=== Written task ===
Pick out every line in the data below that holds "bagging".

--- start of Dataset rows ---

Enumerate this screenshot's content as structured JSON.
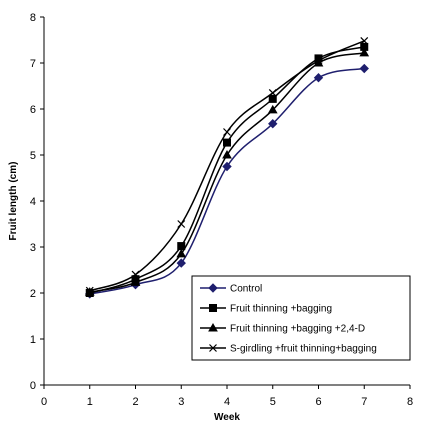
{
  "chart_data": {
    "type": "line",
    "title": "",
    "xlabel": "Week",
    "ylabel": "Fruit length (cm)",
    "xlim": [
      0,
      8
    ],
    "ylim": [
      0,
      8
    ],
    "xticks": [
      0,
      1,
      2,
      3,
      4,
      5,
      6,
      7,
      8
    ],
    "yticks": [
      0,
      1,
      2,
      3,
      4,
      5,
      6,
      7,
      8
    ],
    "grid": false,
    "legend_position": "bottom-right",
    "x": [
      1,
      2,
      3,
      4,
      5,
      6,
      7
    ],
    "series": [
      {
        "name": "Control",
        "marker": "diamond",
        "values": [
          1.98,
          2.18,
          2.65,
          4.75,
          5.68,
          6.68,
          6.88
        ]
      },
      {
        "name": "Fruit thinning +bagging",
        "marker": "square",
        "values": [
          2.0,
          2.3,
          3.02,
          5.27,
          6.22,
          7.1,
          7.35
        ]
      },
      {
        "name": "Fruit thinning +bagging +2,4-D",
        "marker": "triangle",
        "values": [
          2.02,
          2.23,
          2.85,
          5.0,
          5.98,
          7.0,
          7.22
        ]
      },
      {
        "name": "S-girdling +fruit thinning+bagging",
        "marker": "x",
        "values": [
          2.05,
          2.4,
          3.5,
          5.5,
          6.35,
          7.05,
          7.48
        ]
      }
    ]
  }
}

--- end of Dataset rows ---

=== Task output ===
        "name": "Fruit thinning +bagging",
        "name": "Fruit thinning +bagging +2,4-D",
        "name": "S-girdling +fruit thinning+bagging",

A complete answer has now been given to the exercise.